* **Exercise instructions**:
Output exactly the lines from the line with "Transcribe the text in this document." through the end of the records below. Include nothing else.

Collection entries:
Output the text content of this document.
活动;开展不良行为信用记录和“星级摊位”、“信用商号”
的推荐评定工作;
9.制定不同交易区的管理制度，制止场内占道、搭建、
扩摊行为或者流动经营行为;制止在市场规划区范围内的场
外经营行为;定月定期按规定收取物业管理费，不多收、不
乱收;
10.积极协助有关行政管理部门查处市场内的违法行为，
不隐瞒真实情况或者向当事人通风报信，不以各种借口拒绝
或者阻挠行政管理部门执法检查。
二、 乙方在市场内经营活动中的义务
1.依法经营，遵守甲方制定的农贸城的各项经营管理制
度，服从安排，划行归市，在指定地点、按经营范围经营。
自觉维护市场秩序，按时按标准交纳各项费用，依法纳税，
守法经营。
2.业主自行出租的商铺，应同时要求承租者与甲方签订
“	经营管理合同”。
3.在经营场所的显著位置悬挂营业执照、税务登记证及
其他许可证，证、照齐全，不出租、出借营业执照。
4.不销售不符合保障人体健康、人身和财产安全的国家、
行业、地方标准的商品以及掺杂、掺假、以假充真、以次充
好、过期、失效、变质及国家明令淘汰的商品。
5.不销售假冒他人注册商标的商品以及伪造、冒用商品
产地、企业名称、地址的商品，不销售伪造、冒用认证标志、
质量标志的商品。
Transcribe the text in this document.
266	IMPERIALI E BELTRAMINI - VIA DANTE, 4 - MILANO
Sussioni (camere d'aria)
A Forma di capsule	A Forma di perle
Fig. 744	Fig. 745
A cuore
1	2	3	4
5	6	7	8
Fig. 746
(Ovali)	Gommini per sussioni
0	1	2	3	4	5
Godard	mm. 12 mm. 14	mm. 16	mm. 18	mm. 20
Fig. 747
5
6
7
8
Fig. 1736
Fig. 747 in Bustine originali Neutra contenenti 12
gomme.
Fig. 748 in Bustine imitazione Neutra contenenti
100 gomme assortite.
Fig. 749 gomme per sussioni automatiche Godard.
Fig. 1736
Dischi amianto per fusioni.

* **Answer to this exercise**:
Transcribe the text in this document.
266	IMPERIALI E BELTRAMINI - VIA DANTE, 4 - MILANO
Sussioni (camere d'aria)
A Forma di capsule	A Forma di perle
Fig. 744	Fig. 745
A cuore
1	2	3	4
5	6	7	8
Fig. 746
(Ovali)	Gommini per sussioni
0	1	2	3	4	5
Godard	mm. 12 mm. 14	mm. 16	mm. 18	mm. 20
Fig. 747
5
6
7
8
Fig. 1736
Fig. 747 in Bustine originali Neutra contenenti 12
gomme.
Fig. 748 in Bustine imitazione Neutra contenenti
100 gomme assortite.
Fig. 749 gomme per sussioni automatiche Godard.
Fig. 1736
Dischi amianto per fusioni.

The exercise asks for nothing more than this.